Directions for this task
Copy each line in the data that includes the word "European".

The records
## Start
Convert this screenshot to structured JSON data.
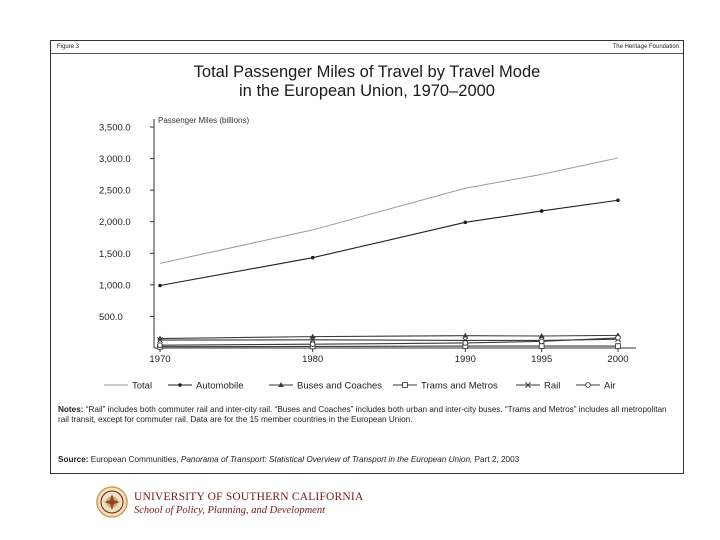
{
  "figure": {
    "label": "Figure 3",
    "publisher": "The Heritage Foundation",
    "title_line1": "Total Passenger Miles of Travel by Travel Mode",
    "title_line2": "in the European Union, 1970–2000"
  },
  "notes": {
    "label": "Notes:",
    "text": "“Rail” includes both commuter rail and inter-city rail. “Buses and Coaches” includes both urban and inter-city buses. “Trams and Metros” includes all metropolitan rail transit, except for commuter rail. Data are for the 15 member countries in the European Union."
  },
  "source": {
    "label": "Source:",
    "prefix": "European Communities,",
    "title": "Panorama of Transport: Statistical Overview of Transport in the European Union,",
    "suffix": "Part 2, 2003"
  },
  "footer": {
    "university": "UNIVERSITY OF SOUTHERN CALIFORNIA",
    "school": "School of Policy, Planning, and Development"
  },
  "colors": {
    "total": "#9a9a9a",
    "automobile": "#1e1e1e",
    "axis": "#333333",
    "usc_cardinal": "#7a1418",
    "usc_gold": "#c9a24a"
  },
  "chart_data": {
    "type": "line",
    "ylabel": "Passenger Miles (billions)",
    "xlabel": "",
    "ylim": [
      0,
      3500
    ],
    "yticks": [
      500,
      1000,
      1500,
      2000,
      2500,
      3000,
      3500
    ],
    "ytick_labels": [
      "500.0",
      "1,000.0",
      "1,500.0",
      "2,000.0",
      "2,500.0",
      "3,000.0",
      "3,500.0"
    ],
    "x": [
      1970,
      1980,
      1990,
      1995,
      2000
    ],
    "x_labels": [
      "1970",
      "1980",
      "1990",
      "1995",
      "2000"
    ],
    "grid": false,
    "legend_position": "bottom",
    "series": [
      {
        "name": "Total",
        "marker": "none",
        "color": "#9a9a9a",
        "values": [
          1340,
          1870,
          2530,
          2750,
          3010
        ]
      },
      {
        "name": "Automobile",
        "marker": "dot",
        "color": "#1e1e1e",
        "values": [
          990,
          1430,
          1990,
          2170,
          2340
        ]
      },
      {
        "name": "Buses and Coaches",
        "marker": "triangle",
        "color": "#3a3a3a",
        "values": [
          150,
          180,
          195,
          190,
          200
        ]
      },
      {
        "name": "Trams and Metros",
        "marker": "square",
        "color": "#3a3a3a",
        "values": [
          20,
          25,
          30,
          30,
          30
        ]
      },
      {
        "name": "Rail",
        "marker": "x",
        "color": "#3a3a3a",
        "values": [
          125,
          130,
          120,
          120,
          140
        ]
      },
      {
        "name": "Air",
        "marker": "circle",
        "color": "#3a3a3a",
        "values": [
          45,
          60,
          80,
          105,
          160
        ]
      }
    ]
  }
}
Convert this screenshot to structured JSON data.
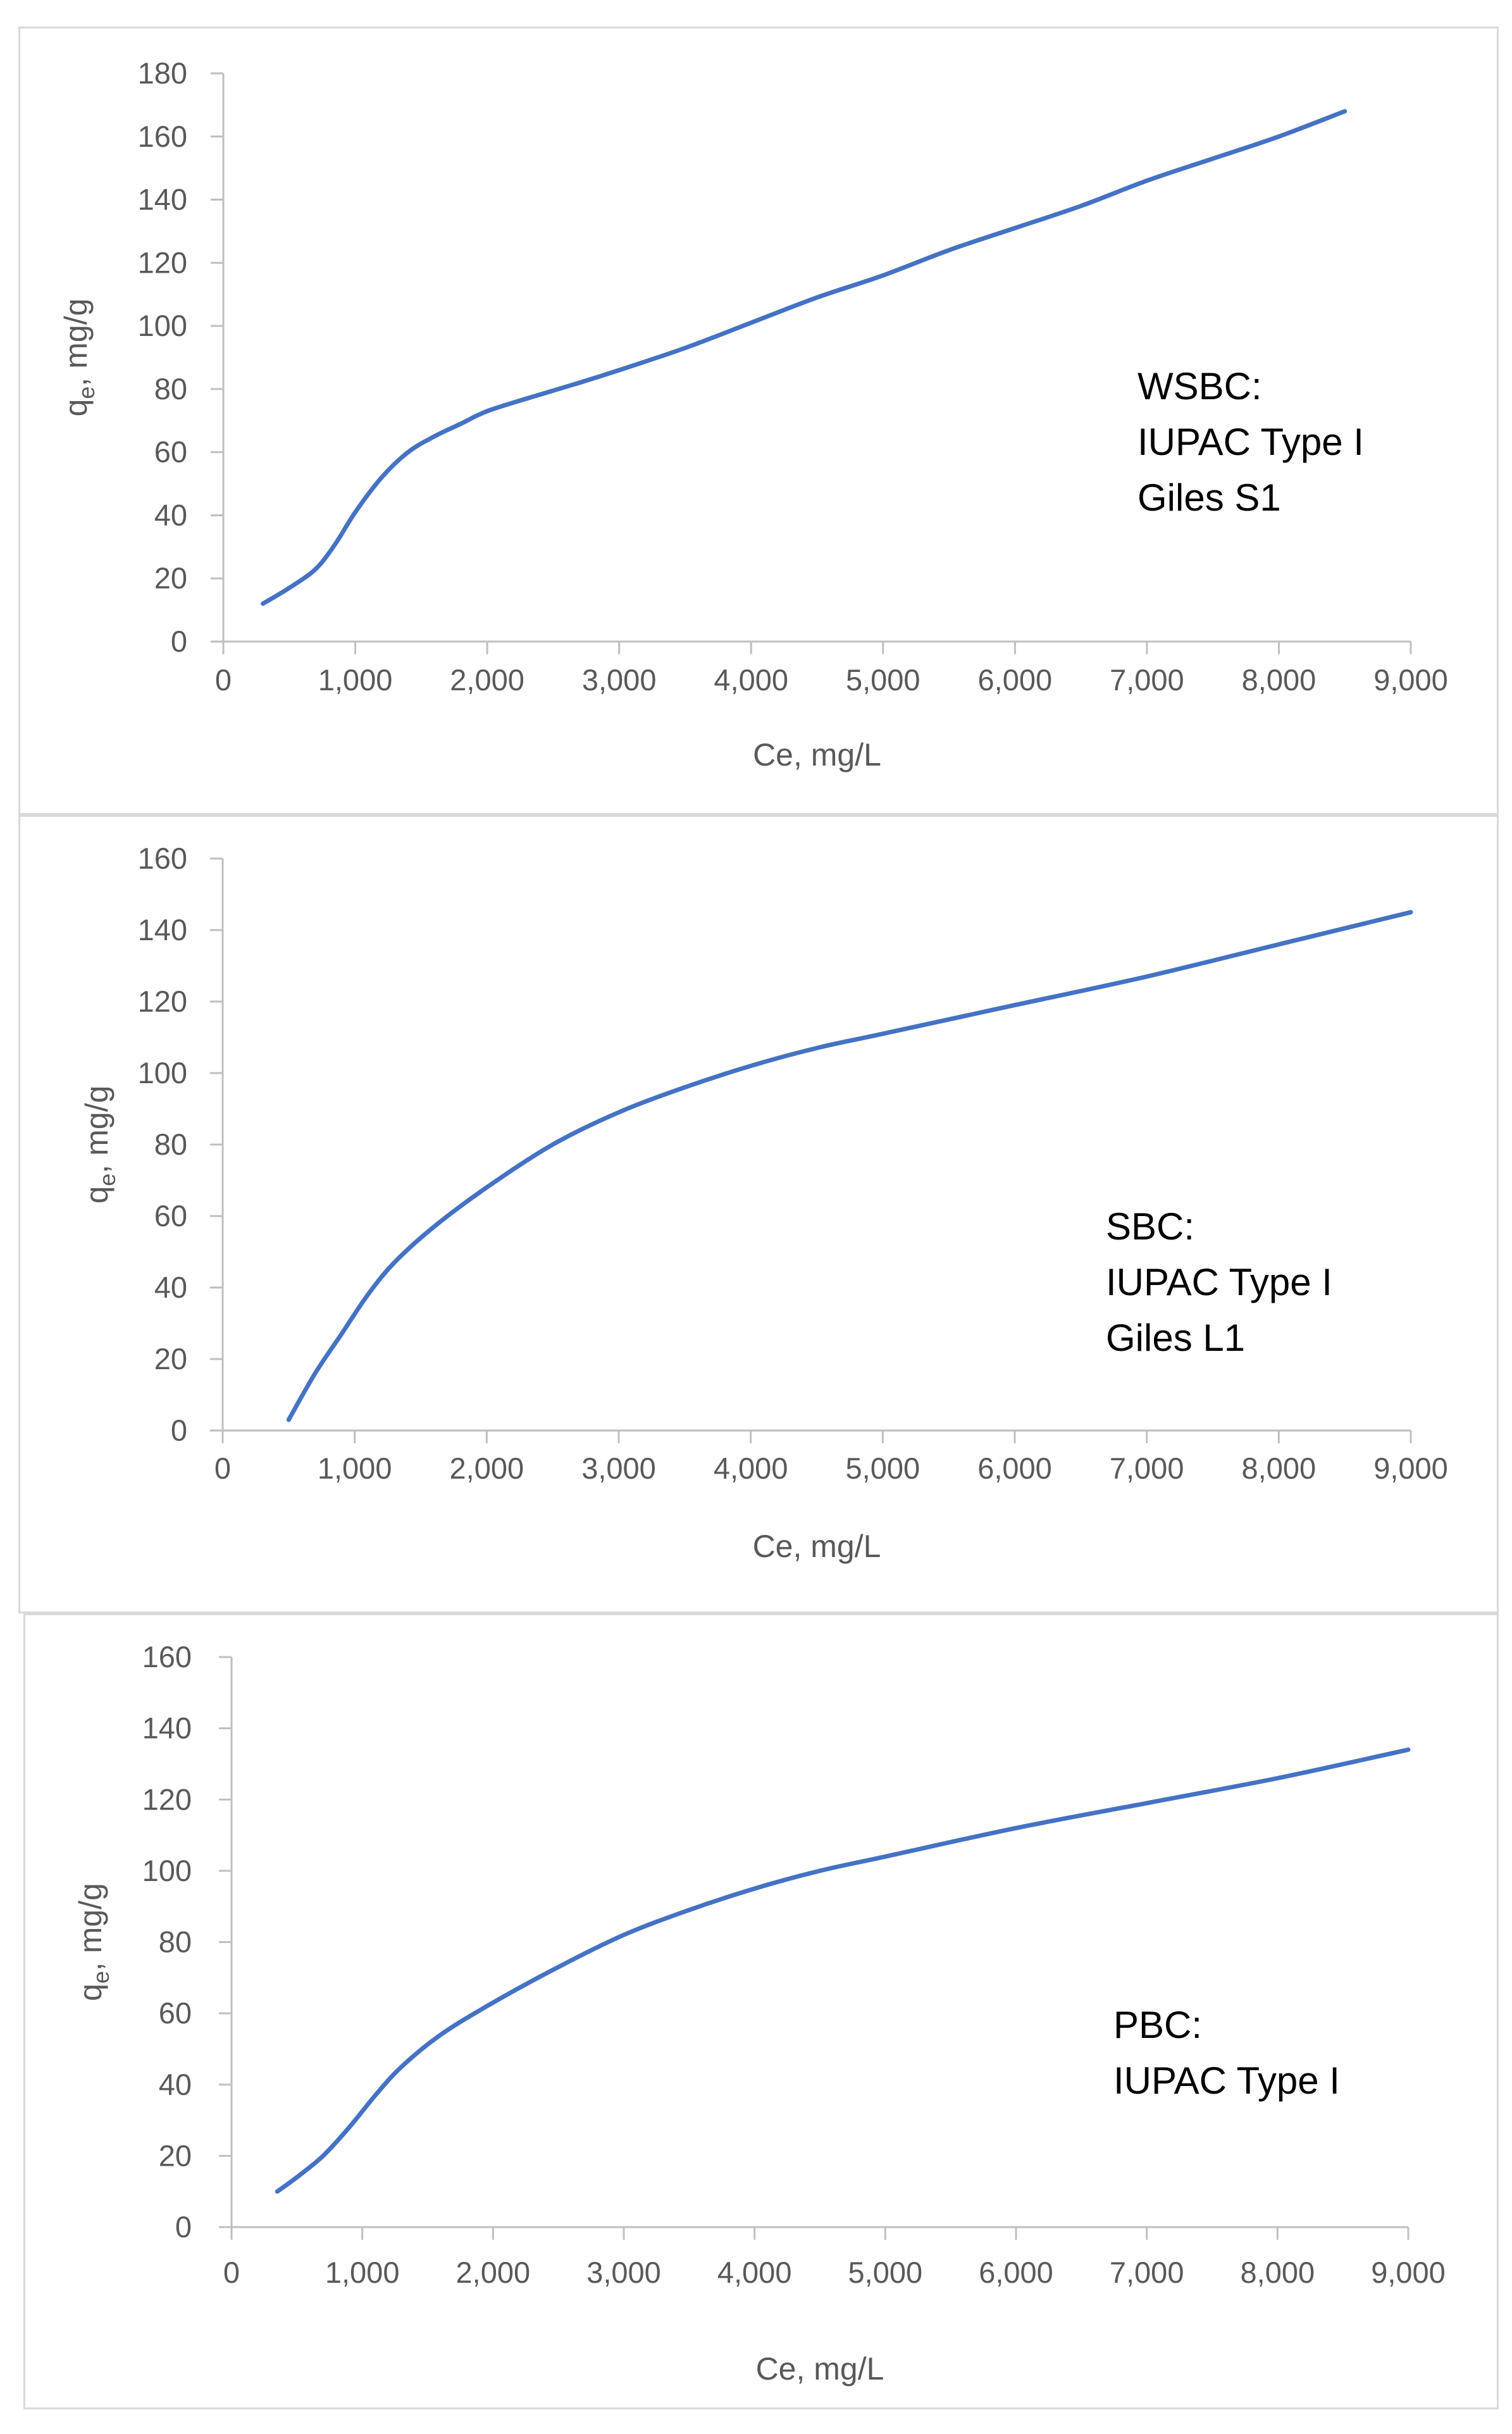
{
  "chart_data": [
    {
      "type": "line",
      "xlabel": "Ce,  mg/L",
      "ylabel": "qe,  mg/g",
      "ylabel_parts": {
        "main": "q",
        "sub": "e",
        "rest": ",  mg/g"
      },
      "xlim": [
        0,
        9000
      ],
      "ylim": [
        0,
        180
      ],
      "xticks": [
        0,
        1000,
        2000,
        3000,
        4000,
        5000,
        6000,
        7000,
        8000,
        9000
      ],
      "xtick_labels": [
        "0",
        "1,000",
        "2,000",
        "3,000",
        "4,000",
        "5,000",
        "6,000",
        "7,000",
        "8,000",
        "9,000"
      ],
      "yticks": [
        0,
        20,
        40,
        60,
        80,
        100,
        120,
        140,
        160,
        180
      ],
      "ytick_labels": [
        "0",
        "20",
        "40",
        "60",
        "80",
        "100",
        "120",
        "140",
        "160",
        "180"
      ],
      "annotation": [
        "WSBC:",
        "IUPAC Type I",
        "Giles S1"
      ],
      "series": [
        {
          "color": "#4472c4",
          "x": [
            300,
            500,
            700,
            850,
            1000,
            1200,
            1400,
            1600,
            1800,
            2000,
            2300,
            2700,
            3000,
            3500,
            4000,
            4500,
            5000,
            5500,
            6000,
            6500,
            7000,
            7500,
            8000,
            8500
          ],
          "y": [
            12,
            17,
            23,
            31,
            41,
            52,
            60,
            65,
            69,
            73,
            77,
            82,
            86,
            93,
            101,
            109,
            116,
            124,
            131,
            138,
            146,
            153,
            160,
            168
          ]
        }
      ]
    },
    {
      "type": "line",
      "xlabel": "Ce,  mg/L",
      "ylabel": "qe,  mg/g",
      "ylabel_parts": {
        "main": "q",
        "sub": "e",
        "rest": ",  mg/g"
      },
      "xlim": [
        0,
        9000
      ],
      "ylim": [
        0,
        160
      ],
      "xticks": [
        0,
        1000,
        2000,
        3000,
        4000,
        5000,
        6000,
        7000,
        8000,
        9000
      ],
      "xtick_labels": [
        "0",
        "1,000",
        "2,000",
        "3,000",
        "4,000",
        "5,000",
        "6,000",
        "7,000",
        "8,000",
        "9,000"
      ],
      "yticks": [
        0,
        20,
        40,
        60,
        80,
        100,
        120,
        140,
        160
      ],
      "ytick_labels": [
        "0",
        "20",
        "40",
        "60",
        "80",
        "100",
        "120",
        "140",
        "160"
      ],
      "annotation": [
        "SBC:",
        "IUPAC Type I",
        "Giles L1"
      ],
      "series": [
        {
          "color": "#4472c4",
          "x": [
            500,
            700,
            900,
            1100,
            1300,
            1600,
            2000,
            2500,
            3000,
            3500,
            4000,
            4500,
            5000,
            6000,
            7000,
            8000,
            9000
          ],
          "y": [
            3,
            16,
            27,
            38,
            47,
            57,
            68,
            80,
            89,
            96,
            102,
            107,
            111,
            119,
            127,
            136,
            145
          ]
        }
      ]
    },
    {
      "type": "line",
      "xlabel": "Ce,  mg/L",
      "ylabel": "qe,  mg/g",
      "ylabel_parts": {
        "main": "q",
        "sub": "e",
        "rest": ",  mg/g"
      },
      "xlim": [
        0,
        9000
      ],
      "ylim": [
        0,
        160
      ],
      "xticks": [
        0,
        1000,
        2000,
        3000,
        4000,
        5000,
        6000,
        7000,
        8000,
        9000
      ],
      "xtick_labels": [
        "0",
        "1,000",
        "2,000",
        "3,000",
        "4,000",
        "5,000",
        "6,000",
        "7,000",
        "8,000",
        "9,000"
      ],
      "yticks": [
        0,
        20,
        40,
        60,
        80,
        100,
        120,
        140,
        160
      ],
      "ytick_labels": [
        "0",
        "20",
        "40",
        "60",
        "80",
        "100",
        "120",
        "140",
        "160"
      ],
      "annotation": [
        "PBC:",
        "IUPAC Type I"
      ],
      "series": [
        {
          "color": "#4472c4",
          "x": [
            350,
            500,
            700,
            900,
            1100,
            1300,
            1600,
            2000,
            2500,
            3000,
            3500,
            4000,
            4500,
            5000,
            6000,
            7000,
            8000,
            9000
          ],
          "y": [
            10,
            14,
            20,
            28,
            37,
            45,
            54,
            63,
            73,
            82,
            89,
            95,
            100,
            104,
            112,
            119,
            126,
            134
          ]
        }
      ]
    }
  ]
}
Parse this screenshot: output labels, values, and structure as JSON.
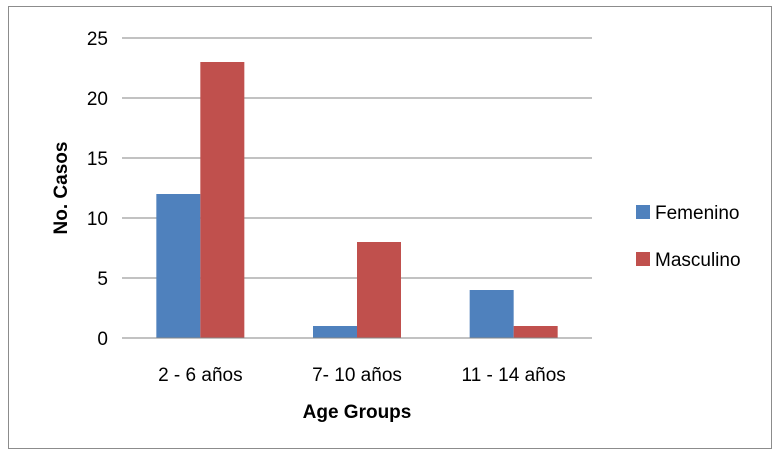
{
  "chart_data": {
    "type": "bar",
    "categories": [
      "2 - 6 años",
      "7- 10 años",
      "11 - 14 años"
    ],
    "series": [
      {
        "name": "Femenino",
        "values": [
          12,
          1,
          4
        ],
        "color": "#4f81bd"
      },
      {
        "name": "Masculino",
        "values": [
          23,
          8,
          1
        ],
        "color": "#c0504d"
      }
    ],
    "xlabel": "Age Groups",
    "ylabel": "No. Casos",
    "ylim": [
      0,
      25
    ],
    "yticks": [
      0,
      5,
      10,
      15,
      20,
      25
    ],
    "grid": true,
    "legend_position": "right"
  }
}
## End
Finished exercise
    "title_line2": "in the European Union, 1970–2000"
    "text": "“Rail” includes both commuter rail and inter-city rail. “Buses and Coaches” includes both urban and inter-city buses. “Trams and Metros” includes all metropolitan rail transit, except for commuter rail. Data are for the 15 member countries in the European Union."
    "prefix": "European Communities,",
    "title": "Panorama of Transport: Statistical Overview of Transport in the European Union,",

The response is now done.